## GIVEN PASSAGE
++++

Perhaps even more than the particulars of attack and defense, there is a game design decision that influences the entire feel of the game, especially in combat. That decision is how much time passes between actions.

For some games, that decision is precise and, in a very real sense, defining. For others, it borrows a now-marketable line from Dr. Who:

“People assume that time is a strict progression of cause to effect, but actually, from a non-linear, non-subjective point of view it is more like a big ball of wibbily wobbly timey wimey…stuff.”
                                                                                          – Doctor Who (David Tennant)

Each method has its advantages and disadvantages, and each can both promote and inhibit drama and willing suspension of disbelief. This decision also dictates tactics.
But first, let’s take a look at our Fab Five. This is going to go a lot faster than usual.

Dungeons and Dragons

Ah, turn length. Turn length in D&D has moved around quite a bit, and Random Wizard has created a handy compilation of how this has changed over time. The current version adopts the same six-second convention used from D&D3 onwards.
Overall, turn length has varied from (more or less) one effective action per minute to as many as ten, thus the convenient (for easy division) into the otherwise perhaps-odd choice of six seconds per round.

Each player and each side gets to go in initiative order within that turn. The variety of methods to determine who goes first are many and varied. Fifth Edition has each player roll a die individually, and that sets the turn order. Some groups reroll initiative each round, while some will do it once per fight.

There are held actions that allow one to take their action after someone who would usually act afterwards, which enables team tactics, or simply delaying your moment in the sun until the tactical situation has resolved itself more.

Savage Worlds

Likewise to D&D, the turn length used in Savage Worlds is mentioned roughly once, stealthily inserted into the text at the beginning of the combat chapter on p. 64 of Savage Worlds Deluxe: “When a fight breaks out, game time breaks down into rounds of six seconds each. Ten rounds, then, is one minute.”

The key here, again, seems to be that there are a nice ten rounds per minute.

++++

## EXTRACTED MATERIAL
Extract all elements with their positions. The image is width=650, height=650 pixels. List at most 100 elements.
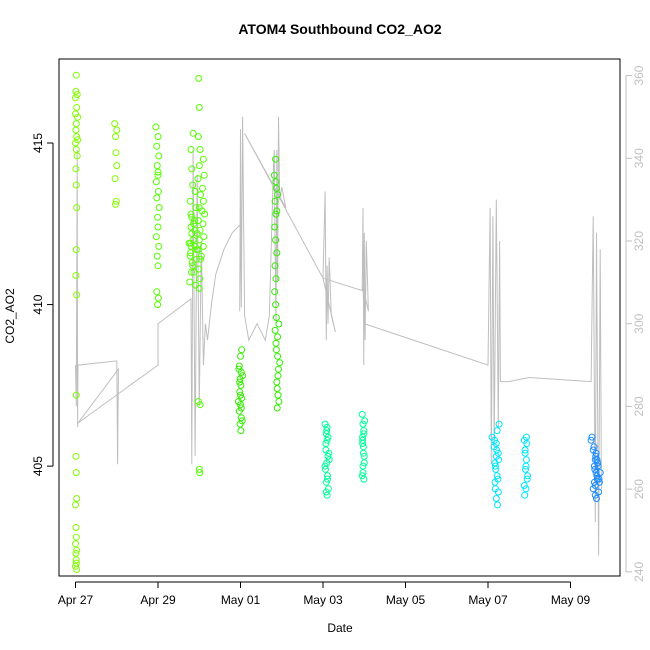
- data-point: [192, 281, 199, 289]
- data-point: [195, 265, 203, 273]
- x-axis: Apr 27 Apr 29 May 01 May 03 May 05 May 07 May …: [58, 581, 590, 607]
- data-point: [198, 207, 206, 215]
- data-point: [155, 204, 163, 212]
- data-point: [358, 472, 366, 480]
- data-point: [196, 469, 204, 477]
- data-point: [274, 391, 282, 399]
- data-point: [199, 220, 207, 228]
- x-tick-label: Apr 29: [140, 593, 176, 607]
- y2-tick-label: 300: [632, 313, 646, 333]
- data-point: [73, 204, 81, 212]
- data-point: [494, 449, 502, 457]
- data-point: [270, 171, 278, 179]
- data-point: [72, 146, 80, 153]
- y2-tick-label: 340: [632, 148, 646, 168]
- data-point: [492, 440, 500, 447]
- data-point: [190, 268, 198, 276]
- data-point: [192, 204, 200, 212]
- data-point: [187, 242, 195, 250]
- chart-title: ATOM4 Southbound CO2_AO2: [238, 21, 441, 37]
- data-point: [152, 123, 160, 131]
- data-point: [494, 475, 502, 483]
- data-point: [194, 133, 202, 141]
- data-point: [187, 268, 195, 276]
- data-point: [275, 365, 282, 373]
- data-point: [187, 249, 195, 257]
- data-point: [360, 452, 368, 460]
- series-0: [72, 71, 121, 573]
- data-point: [273, 385, 281, 393]
- data-point: [194, 246, 202, 254]
- data-point: [113, 162, 121, 170]
- data-point: [236, 388, 244, 396]
- data-point: [197, 191, 204, 199]
- data-point: [153, 252, 161, 260]
- y-tick-label: 410: [31, 294, 45, 314]
- data-point: [195, 162, 203, 170]
- data-point: [271, 262, 279, 270]
- data-point: [592, 452, 600, 460]
- data-point: [360, 427, 368, 435]
- data-point: [154, 223, 162, 231]
- data-point: [152, 233, 160, 241]
- data-point: [190, 217, 198, 225]
- y-axis-left: 405 410 415: [31, 133, 54, 476]
- data-point: [521, 491, 529, 499]
- y-tick-label: 405: [31, 456, 45, 476]
- data-point: [359, 462, 367, 470]
- data-point: [322, 465, 329, 473]
- data-point: [73, 546, 81, 554]
- data-point: [154, 171, 162, 179]
- data-point: [72, 246, 80, 254]
- data-point: [590, 443, 598, 451]
- data-point: [154, 262, 162, 270]
- data-point: [200, 233, 208, 241]
- data-point: [155, 242, 163, 250]
- data-point: [359, 436, 367, 444]
- data-point: [72, 501, 79, 509]
- data-point: [359, 443, 367, 451]
- data-point: [154, 301, 162, 309]
- data-point: [272, 155, 280, 163]
- data-point: [154, 294, 162, 302]
- data-point: [72, 540, 79, 548]
- data-point: [272, 314, 280, 321]
- data-point: [152, 178, 160, 186]
- data-point: [189, 262, 197, 270]
- data-point: [153, 162, 161, 170]
- data-point: [273, 249, 281, 257]
- data-point: [72, 533, 80, 541]
- data-point: [73, 495, 81, 502]
- data-point: [271, 326, 279, 334]
- data-point: [72, 452, 80, 460]
- data-point: [325, 449, 333, 457]
- series-4: [488, 420, 532, 509]
- data-point: [195, 465, 203, 473]
- plot-frame: [58, 58, 621, 577]
- data-point: [323, 436, 331, 444]
- data-point: [495, 420, 503, 428]
- data-points-layer: [72, 71, 604, 573]
- data-point: [74, 113, 82, 121]
- data-point: [275, 398, 283, 405]
- data-point: [595, 475, 603, 483]
- data-point: [588, 433, 596, 441]
- data-point: [72, 71, 80, 79]
- data-point: [153, 288, 161, 296]
- data-point: [273, 378, 281, 386]
- data-point: [154, 133, 162, 141]
- data-point: [324, 433, 332, 441]
- data-point: [199, 197, 207, 205]
- data-point: [73, 291, 81, 299]
- data-point: [595, 478, 603, 486]
- y-tick-label: 415: [31, 133, 45, 153]
- data-point: [191, 226, 199, 234]
- x-tick-label: May 03: [303, 593, 343, 607]
- series-2: [234, 155, 284, 435]
- data-point: [112, 133, 119, 141]
- data-point: [521, 446, 529, 454]
- data-point: [72, 165, 80, 173]
- data-point: [111, 175, 119, 183]
- y2-tick-label: 260: [632, 479, 646, 499]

++++

## EXERCISE REQUIREMENTS
(a) In the passage on turn length in roleplaying games, how does Fifth Edition D&D set the turn order?
(b) Continue the passage on turn length in roleplaying games from where it stops.
The records have nothing to do with this.

## ANSWERS IN ORDER
(a) Each player rolls a die individually, and that sets the turn order.

(b)
Who goes first is done by drawing from a deck of playing cards, and resolving actions in descending order, from Ace to Deuce. It is possible to delay an action to subsequent turns, by going “On Hold,” which allows you to attempt (there’s a die roll involved) to interrupt the action of any other character at any time. You may hold an action as long as you like . . . but you’re not doing anything else but holding your action until then. The die roll means that if you lose, your foe still gets their action in before you do. You’ll be “dealt back in” for initiative order next time.

GURPS

If GURPS isn’t the finest resolution game ever, it is certainly the finest resolution in turn length presented here. Each turn for a character in GURPS is one second long. The trick here is that there is no universal turn In GURPS – each character goes in order, and each character acts once per second, but the turns of all characters are interleaved, and if there are four characters in a fight, that is not saying that character B goes 0.25 seconds after character A.

Characters act in the order of descending Basic Speed (a figured quantity), with ties broken by who has the highest Dexterity, then skill level, and then whatever the GM and players decide on to break ties.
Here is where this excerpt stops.